List each line holding the string "karuna".

- Records provided:
--

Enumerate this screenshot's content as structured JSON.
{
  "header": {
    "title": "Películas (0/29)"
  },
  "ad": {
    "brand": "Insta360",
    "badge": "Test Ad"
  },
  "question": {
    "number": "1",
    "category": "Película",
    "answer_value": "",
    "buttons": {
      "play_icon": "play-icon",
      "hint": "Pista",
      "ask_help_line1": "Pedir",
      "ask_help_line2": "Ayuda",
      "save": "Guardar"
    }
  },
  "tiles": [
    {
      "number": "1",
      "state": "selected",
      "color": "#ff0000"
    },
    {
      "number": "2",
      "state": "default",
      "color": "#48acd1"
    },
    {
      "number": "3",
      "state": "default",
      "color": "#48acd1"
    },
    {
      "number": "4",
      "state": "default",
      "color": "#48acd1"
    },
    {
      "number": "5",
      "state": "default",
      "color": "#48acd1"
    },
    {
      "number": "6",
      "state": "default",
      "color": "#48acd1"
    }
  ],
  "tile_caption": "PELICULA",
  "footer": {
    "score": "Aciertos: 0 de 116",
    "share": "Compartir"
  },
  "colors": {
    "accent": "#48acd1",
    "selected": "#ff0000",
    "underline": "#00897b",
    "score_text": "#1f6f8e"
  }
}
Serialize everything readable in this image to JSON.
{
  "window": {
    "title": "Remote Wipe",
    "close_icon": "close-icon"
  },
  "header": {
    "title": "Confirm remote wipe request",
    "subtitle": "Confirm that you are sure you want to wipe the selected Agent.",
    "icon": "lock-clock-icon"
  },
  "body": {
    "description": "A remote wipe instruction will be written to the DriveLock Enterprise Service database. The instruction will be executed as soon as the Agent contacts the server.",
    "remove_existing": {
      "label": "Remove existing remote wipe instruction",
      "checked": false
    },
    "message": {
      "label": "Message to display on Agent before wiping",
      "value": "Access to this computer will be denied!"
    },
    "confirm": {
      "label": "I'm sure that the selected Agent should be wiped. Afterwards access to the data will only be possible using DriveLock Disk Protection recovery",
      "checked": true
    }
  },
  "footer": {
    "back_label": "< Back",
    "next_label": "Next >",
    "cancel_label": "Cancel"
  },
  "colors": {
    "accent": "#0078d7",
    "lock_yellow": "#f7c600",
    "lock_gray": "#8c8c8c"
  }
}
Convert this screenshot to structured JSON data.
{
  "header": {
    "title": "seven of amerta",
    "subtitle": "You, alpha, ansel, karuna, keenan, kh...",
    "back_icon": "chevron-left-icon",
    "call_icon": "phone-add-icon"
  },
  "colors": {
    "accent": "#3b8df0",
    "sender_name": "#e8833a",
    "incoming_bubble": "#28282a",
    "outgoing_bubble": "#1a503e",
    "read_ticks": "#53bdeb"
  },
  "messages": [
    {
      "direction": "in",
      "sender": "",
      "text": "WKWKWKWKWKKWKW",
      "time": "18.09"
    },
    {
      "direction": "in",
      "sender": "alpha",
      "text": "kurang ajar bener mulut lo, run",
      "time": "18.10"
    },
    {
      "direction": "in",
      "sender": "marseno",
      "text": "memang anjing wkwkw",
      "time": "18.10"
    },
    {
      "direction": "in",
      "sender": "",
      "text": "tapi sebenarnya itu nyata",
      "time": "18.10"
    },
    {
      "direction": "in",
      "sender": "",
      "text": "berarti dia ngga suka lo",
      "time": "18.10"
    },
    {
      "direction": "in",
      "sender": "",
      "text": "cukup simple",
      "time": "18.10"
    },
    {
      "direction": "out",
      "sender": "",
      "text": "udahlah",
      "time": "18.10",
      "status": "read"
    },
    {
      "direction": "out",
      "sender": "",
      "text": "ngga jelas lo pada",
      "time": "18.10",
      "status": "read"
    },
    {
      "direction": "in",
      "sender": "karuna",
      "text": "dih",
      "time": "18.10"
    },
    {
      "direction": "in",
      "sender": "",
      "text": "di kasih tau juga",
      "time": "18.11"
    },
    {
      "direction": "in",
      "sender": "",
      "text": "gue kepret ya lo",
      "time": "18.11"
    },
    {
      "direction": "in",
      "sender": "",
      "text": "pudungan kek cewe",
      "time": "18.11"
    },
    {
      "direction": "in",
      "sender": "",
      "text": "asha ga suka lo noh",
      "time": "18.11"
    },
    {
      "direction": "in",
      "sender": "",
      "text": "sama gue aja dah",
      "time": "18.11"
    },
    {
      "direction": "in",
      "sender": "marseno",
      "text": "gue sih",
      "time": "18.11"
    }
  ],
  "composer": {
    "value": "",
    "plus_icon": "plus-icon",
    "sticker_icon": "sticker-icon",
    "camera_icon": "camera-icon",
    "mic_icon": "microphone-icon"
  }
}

--

- Solution for this task:
    "subtitle": "You, alpha, ansel, karuna, keenan, kh...",
      "sender": "karuna",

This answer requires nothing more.